**SHORT EXERCISE**
Count the lines below that contain the word "stakkels", and reply with that number alone.

Extracted data entries:
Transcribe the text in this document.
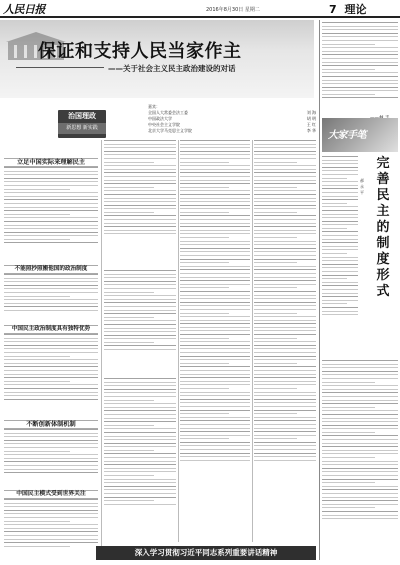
人民日报	2016年8月30日 星期二	7 理论
保证和支持人民当家作主
——关于社会主义民主政治建设的对话
治国理政
新思想 新实践
嘉宾：
全国人大常委会法工委	刘 海
中国政法大学	胡 明
中央社会主义学院	王 红
北京大学马克思主义学院	李 华
立足中国实际来理解民主
不能照抄照搬他国的政治制度
中国民主政治制度具有独特优势
不断创新体制机制
中国民主模式受到世界关注
大家手笔
完善民主的制度形式
郝永平
深入学习贯彻习近平同志系列重要讲话精神
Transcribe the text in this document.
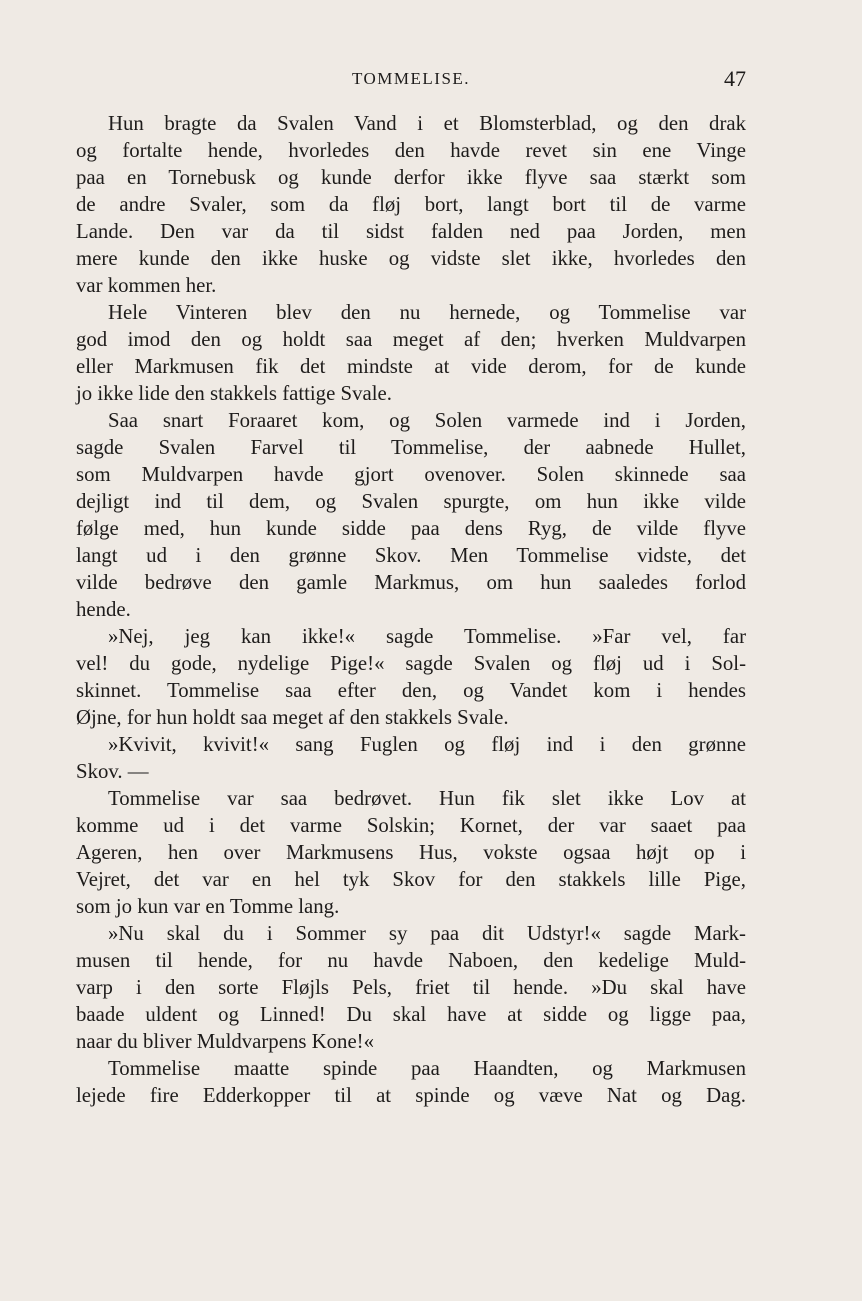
TOMMELISE.	47
Hun bragte da Svalen Vand i et Blomsterblad, og den drak
og fortalte hende, hvorledes den havde revet sin ene Vinge
paa en Tornebusk og kunde derfor ikke flyve saa stærkt som
de andre Svaler, som da fløj bort, langt bort til de varme
Lande. Den var da til sidst falden ned paa Jorden, men
mere kunde den ikke huske og vidste slet ikke, hvorledes den
var kommen her.
Hele Vinteren blev den nu hernede, og Tommelise var
god imod den og holdt saa meget af den; hverken Muldvarpen
eller Markmusen fik det mindste at vide derom, for de kunde
jo ikke lide den stakkels fattige Svale.
Saa snart Foraaret kom, og Solen varmede ind i Jorden,
sagde Svalen Farvel til Tommelise, der aabnede Hullet,
som Muldvarpen havde gjort ovenover. Solen skinnede saa
dejligt ind til dem, og Svalen spurgte, om hun ikke vilde
følge med, hun kunde sidde paa dens Ryg, de vilde flyve
langt ud i den grønne Skov. Men Tommelise vidste, det
vilde bedrøve den gamle Markmus, om hun saaledes forlod
hende.
»Nej, jeg kan ikke!« sagde Tommelise. »Far vel, far
vel! du gode, nydelige Pige!« sagde Svalen og fløj ud i Sol-
skinnet. Tommelise saa efter den, og Vandet kom i hendes
Øjne, for hun holdt saa meget af den stakkels Svale.
»Kvivit, kvivit!« sang Fuglen og fløj ind i den grønne
Skov. —
Tommelise var saa bedrøvet. Hun fik slet ikke Lov at
komme ud i det varme Solskin; Kornet, der var saaet paa
Ageren, hen over Markmusens Hus, vokste ogsaa højt op i
Vejret, det var en hel tyk Skov for den stakkels lille Pige,
som jo kun var en Tomme lang.
»Nu skal du i Sommer sy paa dit Udstyr!« sagde Mark-
musen til hende, for nu havde Naboen, den kedelige Muld-
varp i den sorte Fløjls Pels, friet til hende. »Du skal have
baade uldent og Linned! Du skal have at sidde og ligge paa,
naar du bliver Muldvarpens Kone!«
Tommelise maatte spinde paa Haandten, og Markmusen
lejede fire Edderkopper til at spinde og væve Nat og Dag.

**RESULT OF THIS TASK**
3